# WRITTEN REQUEST
Extract and list every line that contains the word "多一份忧患".

───

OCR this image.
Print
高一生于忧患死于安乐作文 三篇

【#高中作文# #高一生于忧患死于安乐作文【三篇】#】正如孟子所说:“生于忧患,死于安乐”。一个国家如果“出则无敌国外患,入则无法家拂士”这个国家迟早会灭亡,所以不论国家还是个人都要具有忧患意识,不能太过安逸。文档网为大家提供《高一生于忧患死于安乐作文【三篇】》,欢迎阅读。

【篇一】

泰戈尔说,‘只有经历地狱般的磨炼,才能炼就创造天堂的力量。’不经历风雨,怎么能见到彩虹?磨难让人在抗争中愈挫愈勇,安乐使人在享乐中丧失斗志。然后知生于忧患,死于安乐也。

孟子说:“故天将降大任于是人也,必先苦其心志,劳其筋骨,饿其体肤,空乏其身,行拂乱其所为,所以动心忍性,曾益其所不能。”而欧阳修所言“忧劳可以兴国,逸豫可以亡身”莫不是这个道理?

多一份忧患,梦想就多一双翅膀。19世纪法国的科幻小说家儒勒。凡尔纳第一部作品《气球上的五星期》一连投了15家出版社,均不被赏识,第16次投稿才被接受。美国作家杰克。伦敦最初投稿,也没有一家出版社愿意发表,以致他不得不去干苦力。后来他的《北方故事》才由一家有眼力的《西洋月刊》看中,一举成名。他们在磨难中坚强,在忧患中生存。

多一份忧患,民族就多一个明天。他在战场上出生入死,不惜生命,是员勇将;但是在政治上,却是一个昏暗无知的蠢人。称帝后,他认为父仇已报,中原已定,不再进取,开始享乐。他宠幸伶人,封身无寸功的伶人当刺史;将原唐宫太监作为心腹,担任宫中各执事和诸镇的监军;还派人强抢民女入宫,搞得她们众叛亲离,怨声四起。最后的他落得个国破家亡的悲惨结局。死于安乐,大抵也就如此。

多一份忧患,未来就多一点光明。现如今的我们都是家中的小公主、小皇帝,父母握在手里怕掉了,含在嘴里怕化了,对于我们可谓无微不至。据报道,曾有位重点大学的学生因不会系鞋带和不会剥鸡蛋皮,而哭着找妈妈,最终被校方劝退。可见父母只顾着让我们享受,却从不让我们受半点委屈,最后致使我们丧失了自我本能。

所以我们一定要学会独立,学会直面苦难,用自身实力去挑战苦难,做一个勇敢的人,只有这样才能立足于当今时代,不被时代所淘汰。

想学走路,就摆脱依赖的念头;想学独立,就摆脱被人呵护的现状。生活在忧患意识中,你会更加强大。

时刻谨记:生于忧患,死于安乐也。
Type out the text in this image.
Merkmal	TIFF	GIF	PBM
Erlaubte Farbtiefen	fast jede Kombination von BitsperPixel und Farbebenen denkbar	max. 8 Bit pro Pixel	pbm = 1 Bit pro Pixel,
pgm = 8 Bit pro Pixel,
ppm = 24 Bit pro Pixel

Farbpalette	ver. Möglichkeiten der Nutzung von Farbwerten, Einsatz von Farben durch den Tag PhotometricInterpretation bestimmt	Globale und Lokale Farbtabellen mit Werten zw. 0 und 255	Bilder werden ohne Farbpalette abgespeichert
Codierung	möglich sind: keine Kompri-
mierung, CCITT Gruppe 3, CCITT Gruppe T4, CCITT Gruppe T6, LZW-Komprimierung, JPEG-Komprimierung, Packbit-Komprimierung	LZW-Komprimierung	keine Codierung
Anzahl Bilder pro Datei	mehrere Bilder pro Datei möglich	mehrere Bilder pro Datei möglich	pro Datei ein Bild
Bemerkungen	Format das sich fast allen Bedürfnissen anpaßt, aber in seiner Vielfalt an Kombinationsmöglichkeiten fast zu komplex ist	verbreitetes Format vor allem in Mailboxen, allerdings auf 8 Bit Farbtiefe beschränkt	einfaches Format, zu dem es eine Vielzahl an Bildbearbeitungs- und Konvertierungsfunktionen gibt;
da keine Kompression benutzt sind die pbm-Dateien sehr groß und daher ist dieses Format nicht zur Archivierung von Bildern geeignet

───

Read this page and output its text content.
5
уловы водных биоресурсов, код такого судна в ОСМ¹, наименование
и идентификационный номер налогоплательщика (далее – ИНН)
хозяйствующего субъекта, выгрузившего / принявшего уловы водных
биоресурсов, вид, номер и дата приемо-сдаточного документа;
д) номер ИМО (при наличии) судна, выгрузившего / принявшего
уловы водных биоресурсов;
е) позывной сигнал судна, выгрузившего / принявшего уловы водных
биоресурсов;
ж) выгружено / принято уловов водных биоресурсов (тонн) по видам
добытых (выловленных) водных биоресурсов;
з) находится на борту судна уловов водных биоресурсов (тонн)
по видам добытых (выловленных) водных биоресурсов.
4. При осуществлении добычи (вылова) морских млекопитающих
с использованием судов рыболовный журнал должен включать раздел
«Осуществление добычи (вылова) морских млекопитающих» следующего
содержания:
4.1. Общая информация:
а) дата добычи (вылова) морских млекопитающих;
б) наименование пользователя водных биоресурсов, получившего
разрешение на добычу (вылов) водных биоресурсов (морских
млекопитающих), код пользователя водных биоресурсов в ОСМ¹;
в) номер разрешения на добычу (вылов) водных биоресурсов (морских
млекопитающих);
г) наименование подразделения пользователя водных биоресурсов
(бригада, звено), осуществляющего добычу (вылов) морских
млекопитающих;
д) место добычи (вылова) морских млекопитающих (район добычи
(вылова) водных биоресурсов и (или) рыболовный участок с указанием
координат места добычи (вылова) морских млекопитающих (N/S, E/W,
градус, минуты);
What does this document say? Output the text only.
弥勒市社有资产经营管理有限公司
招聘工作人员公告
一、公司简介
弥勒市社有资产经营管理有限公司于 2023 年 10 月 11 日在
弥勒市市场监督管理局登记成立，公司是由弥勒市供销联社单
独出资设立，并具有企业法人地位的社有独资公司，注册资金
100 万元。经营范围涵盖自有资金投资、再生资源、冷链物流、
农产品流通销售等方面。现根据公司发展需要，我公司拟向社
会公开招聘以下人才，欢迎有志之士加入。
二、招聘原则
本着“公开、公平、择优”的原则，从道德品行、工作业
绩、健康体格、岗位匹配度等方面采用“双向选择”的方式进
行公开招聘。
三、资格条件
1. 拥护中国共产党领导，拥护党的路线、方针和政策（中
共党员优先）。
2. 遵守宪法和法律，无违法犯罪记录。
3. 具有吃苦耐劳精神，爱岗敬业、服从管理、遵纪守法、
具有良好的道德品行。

───

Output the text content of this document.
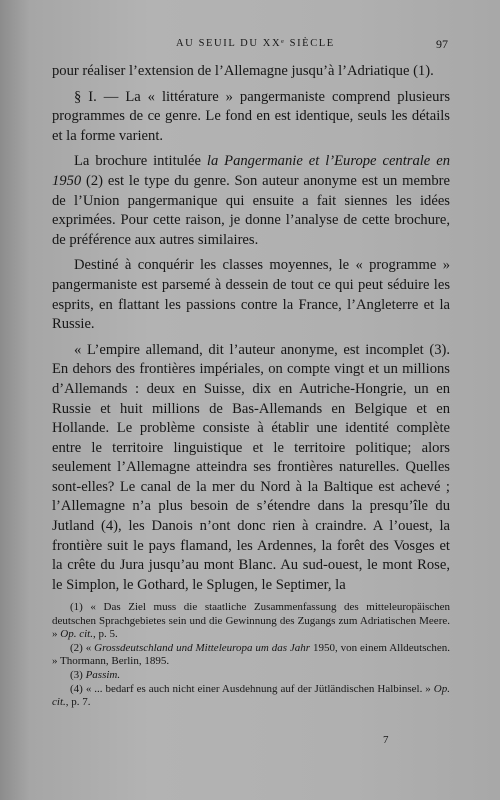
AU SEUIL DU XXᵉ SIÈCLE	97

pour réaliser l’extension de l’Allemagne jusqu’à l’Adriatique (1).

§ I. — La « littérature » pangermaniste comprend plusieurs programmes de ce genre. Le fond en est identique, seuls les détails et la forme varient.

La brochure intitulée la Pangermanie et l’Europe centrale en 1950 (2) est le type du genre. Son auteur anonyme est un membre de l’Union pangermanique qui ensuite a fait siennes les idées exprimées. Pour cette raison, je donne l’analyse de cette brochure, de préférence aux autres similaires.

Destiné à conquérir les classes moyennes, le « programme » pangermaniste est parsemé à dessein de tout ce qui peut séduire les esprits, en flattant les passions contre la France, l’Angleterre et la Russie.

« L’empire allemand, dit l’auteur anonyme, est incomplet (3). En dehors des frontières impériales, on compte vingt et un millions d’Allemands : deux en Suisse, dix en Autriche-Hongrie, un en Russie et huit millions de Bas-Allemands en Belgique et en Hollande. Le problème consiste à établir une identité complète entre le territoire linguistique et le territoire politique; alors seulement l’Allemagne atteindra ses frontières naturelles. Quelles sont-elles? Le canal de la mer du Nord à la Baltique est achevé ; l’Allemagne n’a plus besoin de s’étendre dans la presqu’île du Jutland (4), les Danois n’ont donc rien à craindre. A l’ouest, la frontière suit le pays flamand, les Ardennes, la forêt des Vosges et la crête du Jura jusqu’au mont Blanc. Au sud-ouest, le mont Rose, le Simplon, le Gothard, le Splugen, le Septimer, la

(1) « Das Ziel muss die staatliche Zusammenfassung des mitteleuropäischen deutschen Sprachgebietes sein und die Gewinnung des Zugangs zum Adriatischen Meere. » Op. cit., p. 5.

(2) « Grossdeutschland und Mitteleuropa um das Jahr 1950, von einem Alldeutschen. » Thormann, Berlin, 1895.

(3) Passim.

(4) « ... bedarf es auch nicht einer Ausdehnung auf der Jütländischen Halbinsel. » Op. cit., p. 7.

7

───

# CORRECT ANSWER
多一份忧患,梦想就多一双翅膀。19世纪法国的科幻小说家儒勒。凡尔纳第一部作品《气球上的五星期》一连投了15家出版社,均不被赏识,第16次投稿才被接受。美国作家杰克。伦敦最初投稿,也没有一家出版社愿意发表,以致他不得不去干苦力。后来他的《北方故事》才由一家有眼力的《西洋月刊》看中,一举成名。他们在磨难中坚强,在忧患中生存。
多一份忧患,民族就多一个明天。他在战场上出生入死,不惜生命,是员勇将;但是在政治上,却是一个昏暗无知的蠢人。称帝后,他认为父仇已报,中原已定,不再进取,开始享乐。他宠幸伶人,封身无寸功的伶人当刺史;将原唐宫太监作为心腹,担任宫中各执事和诸镇的监军;还派人强抢民女入宫,搞得她们众叛亲离,怨声四起。最后的他落得个国破家亡的悲惨结局。死于安乐,大抵也就如此。
多一份忧患,未来就多一点光明。现如今的我们都是家中的小公主、小皇帝,父母握在手里怕掉了,含在嘴里怕化了,对于我们可谓无微不至。据报道,曾有位重点大学的学生因不会系鞋带和不会剥鸡蛋皮,而哭着找妈妈,最终被校方劝退。可见父母只顾着让我们享受,却从不让我们受半点委屈,最后致使我们丧失了自我本能。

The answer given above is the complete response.